> _DATA SUPPLIED_:
____________________

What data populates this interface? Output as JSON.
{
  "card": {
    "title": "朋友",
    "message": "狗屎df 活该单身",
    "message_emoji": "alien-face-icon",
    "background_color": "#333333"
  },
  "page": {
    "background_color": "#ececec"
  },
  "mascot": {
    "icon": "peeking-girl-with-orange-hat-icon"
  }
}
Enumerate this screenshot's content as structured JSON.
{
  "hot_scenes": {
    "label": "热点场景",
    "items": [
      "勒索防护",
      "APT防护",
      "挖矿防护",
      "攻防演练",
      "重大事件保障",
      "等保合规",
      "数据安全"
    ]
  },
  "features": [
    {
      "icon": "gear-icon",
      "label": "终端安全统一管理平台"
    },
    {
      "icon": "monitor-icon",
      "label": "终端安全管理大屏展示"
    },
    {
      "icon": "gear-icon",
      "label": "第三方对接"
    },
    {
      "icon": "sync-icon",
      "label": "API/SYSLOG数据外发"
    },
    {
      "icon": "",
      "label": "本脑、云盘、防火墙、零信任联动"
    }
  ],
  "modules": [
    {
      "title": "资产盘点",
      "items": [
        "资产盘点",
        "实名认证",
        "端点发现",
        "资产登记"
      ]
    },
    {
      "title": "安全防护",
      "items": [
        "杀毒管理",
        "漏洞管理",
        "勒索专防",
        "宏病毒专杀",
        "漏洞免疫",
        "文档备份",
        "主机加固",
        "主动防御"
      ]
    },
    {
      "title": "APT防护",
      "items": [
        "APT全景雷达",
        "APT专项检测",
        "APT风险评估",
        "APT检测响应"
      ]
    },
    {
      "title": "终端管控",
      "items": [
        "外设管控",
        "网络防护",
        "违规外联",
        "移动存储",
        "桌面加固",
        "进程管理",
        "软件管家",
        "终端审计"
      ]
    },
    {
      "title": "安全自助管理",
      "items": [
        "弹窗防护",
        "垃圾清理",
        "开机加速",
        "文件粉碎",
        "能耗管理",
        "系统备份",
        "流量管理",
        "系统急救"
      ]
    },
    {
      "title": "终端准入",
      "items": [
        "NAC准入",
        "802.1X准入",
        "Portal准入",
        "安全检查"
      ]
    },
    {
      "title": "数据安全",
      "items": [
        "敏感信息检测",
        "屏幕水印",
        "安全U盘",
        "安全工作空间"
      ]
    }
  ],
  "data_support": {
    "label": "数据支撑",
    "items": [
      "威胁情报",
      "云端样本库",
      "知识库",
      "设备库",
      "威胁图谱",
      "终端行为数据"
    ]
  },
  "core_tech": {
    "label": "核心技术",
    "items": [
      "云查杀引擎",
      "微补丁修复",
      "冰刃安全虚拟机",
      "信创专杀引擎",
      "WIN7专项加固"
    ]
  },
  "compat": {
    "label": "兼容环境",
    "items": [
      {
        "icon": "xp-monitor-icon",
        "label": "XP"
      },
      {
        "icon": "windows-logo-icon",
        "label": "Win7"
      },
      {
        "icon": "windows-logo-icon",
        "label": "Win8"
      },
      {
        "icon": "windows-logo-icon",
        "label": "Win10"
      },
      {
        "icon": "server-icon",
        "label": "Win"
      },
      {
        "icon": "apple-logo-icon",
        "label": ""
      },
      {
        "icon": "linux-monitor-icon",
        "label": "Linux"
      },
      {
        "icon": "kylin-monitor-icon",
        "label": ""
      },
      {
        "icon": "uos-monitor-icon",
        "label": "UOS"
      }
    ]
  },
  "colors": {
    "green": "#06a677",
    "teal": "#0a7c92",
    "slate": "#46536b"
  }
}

____________________

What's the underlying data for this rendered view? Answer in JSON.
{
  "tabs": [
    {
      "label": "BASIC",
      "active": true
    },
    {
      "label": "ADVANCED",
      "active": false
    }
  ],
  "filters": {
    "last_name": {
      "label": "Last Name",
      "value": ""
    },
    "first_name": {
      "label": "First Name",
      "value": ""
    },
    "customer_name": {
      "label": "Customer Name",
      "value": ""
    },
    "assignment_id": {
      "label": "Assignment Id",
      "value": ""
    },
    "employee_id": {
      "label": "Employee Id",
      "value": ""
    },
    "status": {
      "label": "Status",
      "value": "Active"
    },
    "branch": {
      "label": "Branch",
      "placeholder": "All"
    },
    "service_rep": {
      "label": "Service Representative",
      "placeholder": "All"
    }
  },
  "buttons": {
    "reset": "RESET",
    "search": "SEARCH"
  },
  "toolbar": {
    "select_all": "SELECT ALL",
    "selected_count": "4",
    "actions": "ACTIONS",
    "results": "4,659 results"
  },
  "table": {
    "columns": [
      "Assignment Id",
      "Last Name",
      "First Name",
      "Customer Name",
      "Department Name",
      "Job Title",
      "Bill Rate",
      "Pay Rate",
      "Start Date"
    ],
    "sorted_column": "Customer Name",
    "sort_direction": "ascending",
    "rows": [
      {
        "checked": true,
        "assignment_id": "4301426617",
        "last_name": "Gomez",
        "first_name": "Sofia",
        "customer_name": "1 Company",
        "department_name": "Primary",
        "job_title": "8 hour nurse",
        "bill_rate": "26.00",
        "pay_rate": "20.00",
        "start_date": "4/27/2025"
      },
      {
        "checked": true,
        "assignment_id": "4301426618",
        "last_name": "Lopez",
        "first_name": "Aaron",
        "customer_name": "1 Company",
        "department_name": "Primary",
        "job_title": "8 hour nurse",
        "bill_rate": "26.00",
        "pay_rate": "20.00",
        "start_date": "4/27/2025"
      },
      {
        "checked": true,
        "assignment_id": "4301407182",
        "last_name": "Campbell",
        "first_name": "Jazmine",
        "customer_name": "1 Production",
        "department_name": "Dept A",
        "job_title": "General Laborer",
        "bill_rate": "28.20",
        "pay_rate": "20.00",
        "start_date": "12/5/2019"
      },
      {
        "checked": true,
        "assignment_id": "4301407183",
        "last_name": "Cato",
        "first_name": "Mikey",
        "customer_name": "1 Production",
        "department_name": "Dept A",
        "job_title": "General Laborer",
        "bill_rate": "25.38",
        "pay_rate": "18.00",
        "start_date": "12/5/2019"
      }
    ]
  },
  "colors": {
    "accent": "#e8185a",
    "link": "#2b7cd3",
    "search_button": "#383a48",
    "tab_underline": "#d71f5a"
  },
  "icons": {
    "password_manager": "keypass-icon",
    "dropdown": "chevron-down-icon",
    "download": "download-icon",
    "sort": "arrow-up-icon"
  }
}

____________________

> _WORK REQUIRED_: Search the entries for the word "What", then gather every line that has it.

> _REPLY_:
What data populates this interface? Output as JSON.
What's the underlying data for this rendered view? Answer in JSON.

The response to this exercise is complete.